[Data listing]
★ ★ ★ ★
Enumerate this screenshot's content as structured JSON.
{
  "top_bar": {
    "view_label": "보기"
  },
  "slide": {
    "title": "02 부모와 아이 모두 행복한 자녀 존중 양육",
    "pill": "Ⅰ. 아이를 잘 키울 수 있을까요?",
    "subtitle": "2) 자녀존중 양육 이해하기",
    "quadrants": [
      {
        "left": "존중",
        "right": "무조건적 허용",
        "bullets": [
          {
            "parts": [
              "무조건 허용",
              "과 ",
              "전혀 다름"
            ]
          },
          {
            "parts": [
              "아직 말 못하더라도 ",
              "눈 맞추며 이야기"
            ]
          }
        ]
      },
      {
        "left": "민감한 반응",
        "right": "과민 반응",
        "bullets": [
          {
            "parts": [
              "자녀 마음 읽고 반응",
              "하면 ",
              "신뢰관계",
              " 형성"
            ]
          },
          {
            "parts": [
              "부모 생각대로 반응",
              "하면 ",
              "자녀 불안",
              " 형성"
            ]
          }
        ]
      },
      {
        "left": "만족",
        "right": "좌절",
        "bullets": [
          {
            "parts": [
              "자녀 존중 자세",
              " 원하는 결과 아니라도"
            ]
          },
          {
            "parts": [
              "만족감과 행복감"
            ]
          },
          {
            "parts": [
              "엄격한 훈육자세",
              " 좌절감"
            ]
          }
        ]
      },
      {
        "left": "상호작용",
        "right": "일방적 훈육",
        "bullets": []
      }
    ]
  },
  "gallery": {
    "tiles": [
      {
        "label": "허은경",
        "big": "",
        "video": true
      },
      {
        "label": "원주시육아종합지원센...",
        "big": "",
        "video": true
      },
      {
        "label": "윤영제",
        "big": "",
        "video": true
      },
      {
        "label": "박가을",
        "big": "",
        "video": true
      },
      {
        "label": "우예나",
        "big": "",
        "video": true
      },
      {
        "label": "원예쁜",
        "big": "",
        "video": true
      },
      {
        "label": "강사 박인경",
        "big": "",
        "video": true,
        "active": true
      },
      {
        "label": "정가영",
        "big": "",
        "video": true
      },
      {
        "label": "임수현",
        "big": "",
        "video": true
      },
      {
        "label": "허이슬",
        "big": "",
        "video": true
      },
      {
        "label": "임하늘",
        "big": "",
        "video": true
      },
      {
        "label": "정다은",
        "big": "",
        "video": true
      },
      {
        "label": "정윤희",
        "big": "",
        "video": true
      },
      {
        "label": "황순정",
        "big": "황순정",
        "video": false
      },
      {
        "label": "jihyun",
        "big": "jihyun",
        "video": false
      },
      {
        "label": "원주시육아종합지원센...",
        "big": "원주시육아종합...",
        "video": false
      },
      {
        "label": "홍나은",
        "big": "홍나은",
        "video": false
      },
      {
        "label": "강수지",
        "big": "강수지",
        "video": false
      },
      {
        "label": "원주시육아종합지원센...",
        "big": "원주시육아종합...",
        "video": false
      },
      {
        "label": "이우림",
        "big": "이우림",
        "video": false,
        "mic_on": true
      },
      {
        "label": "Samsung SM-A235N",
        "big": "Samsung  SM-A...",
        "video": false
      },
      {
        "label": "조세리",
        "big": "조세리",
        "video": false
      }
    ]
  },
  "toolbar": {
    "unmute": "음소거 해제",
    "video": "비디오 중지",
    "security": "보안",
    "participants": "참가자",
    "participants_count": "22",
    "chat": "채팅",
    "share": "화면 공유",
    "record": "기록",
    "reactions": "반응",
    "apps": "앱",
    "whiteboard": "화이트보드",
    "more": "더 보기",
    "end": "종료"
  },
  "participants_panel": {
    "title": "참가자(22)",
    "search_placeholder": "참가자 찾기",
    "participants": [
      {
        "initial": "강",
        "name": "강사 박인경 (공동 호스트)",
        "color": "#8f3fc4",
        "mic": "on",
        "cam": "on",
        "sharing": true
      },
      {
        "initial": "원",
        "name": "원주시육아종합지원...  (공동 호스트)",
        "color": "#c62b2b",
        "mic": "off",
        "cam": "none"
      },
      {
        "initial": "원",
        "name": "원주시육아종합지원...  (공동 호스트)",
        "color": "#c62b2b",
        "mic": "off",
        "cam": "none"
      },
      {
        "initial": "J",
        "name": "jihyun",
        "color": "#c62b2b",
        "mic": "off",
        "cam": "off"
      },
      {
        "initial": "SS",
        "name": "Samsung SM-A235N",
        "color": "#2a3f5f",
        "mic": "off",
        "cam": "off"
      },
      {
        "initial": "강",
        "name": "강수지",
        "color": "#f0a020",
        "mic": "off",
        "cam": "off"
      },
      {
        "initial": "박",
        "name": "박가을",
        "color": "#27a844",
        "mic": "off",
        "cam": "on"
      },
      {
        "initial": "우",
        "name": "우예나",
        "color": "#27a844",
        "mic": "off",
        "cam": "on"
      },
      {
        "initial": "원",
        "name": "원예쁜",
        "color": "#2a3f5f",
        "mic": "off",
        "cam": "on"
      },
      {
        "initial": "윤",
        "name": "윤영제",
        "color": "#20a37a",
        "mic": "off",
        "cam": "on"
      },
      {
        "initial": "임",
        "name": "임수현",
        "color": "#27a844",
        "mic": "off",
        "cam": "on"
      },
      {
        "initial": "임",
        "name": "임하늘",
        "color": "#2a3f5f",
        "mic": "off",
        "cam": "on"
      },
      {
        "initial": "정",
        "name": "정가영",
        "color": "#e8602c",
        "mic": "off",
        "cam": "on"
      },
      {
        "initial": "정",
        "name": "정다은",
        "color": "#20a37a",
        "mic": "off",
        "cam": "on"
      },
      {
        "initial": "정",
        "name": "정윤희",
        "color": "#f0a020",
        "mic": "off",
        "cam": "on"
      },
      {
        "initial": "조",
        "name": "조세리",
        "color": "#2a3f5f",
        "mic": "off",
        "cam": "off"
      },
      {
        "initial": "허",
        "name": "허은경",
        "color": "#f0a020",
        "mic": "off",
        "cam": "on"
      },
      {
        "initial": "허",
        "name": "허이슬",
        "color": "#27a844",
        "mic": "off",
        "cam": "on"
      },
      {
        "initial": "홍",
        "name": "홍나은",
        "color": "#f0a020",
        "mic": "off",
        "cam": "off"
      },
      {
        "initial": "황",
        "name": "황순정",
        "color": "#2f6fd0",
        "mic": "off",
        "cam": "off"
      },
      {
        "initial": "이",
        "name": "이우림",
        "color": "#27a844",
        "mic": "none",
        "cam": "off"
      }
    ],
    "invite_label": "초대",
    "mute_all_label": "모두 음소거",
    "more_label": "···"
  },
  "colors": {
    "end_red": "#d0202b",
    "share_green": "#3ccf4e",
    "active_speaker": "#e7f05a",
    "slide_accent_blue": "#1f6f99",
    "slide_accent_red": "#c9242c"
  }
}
★ ★ ★ ★
**Objective**
Check each line above for the word "right" and say how many have it, with nothing else.

**The solution**
4